→ **Stated task**: Copy the material word for word, from its first line through the line containing "button[interactable]: а [134, 122, 141, 129]", and stop there.
── Excerpted data
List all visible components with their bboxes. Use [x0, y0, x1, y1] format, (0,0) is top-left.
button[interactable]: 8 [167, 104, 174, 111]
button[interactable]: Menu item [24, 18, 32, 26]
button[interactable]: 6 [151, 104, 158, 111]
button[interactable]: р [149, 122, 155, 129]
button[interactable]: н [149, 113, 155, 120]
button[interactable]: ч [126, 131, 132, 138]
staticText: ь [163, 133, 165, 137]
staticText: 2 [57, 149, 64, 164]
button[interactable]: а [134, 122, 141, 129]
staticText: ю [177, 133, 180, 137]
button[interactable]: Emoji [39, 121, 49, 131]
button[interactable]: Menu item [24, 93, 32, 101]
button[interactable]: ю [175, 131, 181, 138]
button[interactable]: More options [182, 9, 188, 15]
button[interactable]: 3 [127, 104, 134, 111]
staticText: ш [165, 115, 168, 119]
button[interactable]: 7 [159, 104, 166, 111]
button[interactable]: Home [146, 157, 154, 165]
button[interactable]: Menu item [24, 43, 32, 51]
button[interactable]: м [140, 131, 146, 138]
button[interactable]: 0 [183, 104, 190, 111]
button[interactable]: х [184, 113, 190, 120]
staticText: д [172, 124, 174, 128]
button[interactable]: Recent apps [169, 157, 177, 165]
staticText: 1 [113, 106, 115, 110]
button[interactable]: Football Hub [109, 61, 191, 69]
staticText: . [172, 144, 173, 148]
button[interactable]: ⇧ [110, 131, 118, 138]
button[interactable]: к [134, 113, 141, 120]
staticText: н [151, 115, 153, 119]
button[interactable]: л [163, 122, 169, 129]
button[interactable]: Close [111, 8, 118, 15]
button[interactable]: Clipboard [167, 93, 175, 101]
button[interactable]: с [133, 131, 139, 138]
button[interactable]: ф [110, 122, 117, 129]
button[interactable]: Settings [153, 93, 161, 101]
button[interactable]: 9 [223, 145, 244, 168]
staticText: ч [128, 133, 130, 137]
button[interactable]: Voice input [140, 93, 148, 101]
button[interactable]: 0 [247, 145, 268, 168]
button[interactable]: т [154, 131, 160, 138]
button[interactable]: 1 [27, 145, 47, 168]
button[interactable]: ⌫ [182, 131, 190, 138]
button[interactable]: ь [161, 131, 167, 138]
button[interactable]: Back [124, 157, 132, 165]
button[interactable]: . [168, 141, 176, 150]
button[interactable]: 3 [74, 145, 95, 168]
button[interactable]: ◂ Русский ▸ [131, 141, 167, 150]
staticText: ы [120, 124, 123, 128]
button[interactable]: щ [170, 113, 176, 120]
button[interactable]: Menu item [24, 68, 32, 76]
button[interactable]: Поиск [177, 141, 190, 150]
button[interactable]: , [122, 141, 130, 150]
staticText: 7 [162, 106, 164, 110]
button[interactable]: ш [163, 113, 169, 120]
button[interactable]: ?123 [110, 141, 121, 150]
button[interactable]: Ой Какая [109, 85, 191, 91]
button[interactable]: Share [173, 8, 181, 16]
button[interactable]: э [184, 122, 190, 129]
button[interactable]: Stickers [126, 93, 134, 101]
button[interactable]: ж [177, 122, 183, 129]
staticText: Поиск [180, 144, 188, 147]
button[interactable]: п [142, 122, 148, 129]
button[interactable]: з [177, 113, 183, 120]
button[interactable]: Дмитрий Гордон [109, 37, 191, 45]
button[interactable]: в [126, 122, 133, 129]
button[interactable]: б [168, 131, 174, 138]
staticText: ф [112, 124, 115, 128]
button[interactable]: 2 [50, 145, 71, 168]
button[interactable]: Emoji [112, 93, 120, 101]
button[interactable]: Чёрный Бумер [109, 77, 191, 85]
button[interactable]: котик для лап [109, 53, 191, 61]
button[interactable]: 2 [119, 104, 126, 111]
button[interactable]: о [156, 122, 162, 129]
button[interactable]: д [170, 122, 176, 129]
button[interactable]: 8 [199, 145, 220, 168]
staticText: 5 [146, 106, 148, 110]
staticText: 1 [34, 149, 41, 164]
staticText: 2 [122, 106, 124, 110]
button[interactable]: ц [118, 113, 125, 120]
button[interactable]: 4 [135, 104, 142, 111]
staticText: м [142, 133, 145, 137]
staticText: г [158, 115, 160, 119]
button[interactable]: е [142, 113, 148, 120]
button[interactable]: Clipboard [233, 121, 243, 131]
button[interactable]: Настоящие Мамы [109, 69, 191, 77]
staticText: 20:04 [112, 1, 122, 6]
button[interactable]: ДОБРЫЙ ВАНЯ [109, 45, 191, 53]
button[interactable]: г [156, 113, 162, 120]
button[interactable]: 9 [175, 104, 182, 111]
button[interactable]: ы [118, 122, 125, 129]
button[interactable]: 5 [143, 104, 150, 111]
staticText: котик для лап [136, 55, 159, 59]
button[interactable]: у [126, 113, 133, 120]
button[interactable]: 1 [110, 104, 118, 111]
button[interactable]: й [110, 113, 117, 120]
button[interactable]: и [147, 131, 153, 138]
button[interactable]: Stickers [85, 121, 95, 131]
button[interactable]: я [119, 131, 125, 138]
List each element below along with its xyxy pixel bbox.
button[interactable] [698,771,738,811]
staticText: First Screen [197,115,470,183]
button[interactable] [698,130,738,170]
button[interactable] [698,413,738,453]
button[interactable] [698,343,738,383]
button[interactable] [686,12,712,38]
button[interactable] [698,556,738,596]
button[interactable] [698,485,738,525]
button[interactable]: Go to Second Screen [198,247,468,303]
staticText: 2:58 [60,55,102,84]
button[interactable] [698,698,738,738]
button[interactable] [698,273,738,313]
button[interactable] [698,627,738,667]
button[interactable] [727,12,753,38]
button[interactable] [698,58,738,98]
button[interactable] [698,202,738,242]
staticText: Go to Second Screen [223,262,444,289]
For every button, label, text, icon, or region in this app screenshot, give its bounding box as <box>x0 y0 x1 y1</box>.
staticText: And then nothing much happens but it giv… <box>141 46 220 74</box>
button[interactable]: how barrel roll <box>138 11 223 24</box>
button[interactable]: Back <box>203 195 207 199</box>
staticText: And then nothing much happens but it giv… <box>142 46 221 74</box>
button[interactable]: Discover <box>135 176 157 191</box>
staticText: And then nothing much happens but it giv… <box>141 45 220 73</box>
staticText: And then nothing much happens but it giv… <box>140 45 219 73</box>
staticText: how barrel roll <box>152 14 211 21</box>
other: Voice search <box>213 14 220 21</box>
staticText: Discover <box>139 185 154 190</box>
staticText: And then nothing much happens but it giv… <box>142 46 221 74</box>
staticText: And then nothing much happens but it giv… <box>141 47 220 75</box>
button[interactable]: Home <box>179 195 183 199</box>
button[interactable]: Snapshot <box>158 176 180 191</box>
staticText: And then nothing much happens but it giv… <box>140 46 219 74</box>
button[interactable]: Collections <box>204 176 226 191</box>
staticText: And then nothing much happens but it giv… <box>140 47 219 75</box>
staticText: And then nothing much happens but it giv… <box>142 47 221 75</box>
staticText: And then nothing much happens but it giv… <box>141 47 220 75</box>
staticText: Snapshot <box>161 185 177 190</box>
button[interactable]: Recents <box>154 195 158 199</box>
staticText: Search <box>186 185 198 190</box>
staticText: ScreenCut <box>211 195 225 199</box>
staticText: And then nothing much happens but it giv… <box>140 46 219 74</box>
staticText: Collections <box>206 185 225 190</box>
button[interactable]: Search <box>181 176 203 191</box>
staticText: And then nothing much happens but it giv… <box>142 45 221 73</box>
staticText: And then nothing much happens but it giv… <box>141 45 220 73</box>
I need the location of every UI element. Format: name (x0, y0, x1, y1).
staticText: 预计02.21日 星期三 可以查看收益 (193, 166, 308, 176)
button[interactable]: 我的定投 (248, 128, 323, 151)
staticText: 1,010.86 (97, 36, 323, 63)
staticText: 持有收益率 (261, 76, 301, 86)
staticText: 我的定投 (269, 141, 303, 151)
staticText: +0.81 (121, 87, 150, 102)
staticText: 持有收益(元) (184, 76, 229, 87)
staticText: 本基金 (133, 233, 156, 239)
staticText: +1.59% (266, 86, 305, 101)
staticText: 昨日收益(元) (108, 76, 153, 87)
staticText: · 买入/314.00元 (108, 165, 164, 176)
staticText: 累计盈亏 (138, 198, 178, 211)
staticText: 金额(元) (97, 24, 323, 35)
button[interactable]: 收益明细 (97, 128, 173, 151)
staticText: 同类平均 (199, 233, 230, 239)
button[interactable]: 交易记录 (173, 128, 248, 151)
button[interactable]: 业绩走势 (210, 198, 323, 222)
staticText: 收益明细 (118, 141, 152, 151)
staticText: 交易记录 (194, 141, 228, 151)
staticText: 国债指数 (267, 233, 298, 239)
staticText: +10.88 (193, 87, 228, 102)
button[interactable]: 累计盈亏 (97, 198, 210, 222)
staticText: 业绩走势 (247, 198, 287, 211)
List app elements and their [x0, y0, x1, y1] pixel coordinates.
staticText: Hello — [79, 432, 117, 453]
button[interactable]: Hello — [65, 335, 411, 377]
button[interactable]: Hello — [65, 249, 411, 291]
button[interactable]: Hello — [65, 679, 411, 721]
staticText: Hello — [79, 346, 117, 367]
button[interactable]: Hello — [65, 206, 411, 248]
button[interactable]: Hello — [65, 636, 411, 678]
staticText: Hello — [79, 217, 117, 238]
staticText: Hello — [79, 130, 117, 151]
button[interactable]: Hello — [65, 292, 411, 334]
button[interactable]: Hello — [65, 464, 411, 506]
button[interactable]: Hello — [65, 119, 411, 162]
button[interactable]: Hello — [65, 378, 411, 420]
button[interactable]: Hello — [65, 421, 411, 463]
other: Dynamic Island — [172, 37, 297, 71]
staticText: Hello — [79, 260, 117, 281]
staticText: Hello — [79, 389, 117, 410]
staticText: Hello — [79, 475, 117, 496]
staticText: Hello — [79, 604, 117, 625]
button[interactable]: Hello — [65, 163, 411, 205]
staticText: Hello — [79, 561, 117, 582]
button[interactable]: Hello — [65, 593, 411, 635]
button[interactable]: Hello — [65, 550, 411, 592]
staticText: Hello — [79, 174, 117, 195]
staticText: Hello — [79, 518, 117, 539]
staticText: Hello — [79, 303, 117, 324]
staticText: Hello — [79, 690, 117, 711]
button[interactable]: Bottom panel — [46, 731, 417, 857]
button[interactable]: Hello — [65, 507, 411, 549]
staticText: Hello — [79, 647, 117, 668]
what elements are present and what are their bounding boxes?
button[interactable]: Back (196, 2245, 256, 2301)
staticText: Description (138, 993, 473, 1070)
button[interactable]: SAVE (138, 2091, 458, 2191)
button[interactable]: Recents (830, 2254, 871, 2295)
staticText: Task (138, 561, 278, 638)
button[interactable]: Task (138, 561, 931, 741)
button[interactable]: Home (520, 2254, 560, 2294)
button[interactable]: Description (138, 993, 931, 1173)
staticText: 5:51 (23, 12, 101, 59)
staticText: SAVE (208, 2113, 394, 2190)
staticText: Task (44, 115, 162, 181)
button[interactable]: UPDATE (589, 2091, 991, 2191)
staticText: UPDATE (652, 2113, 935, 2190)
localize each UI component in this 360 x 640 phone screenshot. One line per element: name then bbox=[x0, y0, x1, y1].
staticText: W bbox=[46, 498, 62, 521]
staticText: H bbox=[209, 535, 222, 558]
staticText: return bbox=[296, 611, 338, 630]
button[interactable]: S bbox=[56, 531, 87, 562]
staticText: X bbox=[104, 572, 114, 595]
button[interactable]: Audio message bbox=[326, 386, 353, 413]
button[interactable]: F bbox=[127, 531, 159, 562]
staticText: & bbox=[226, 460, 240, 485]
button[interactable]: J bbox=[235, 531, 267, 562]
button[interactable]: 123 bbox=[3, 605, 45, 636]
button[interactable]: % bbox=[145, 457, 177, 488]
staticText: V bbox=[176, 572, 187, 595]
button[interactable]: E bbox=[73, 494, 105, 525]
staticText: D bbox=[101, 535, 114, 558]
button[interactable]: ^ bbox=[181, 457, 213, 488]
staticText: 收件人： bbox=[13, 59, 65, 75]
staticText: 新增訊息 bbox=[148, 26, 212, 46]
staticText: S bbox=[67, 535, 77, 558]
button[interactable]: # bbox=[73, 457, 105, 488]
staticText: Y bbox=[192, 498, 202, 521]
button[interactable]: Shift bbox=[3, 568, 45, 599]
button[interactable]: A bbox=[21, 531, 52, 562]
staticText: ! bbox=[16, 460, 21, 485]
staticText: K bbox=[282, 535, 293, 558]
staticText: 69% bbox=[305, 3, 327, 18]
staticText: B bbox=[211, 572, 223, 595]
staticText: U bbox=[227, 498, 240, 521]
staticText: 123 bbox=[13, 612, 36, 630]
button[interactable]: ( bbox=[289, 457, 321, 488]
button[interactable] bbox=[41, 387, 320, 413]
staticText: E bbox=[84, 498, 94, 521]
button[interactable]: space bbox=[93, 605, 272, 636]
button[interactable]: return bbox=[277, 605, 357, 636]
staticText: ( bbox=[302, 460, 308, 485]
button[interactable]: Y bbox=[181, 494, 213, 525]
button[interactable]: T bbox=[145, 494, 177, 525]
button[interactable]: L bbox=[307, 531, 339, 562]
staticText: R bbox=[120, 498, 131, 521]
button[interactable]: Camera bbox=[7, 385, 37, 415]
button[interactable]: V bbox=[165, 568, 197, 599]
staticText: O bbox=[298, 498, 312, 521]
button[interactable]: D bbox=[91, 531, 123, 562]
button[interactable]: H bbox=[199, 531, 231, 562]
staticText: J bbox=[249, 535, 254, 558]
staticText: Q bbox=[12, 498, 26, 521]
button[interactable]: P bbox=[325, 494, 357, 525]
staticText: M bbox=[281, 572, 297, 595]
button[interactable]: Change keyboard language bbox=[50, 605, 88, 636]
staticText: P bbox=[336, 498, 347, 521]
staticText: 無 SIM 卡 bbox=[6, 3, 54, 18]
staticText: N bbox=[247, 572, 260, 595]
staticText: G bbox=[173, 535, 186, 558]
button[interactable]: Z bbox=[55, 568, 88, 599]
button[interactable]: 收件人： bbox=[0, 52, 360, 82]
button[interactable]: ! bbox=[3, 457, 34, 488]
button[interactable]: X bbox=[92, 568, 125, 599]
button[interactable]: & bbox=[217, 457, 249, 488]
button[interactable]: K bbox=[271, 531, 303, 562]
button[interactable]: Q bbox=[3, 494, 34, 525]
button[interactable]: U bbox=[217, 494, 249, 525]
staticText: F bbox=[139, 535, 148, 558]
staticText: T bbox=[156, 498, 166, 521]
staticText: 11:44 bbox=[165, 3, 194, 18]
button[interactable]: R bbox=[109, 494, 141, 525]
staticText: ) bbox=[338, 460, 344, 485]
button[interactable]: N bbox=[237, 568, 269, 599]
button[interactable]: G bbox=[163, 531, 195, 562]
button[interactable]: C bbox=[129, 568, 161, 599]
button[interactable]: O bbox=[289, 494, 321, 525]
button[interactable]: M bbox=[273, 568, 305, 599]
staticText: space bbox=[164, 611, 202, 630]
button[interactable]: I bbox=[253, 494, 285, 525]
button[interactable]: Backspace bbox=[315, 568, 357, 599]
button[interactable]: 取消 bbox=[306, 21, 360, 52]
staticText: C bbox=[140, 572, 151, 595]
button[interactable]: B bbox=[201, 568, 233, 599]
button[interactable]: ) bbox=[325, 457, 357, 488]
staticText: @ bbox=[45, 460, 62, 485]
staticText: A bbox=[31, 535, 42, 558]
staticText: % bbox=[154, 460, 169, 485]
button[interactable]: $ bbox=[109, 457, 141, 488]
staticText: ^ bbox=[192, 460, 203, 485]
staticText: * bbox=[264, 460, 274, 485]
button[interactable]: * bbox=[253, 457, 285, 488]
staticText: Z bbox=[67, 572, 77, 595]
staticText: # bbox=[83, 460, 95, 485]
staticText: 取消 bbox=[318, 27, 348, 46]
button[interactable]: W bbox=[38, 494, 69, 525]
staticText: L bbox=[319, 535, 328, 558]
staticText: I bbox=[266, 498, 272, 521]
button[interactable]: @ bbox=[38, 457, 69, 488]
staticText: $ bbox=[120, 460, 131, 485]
────
→ **Task output**:
List all visible components with their bboxes. Use [x0, y0, x1, y1] format, (0,0) is top-left.
button[interactable]: 8 [167, 104, 174, 111]
button[interactable]: Menu item [24, 18, 32, 26]
button[interactable]: 6 [151, 104, 158, 111]
button[interactable]: р [149, 122, 155, 129]
button[interactable]: н [149, 113, 155, 120]
button[interactable]: ч [126, 131, 132, 138]
staticText: ь [163, 133, 165, 137]
staticText: 2 [57, 149, 64, 164]
button[interactable]: а [134, 122, 141, 129]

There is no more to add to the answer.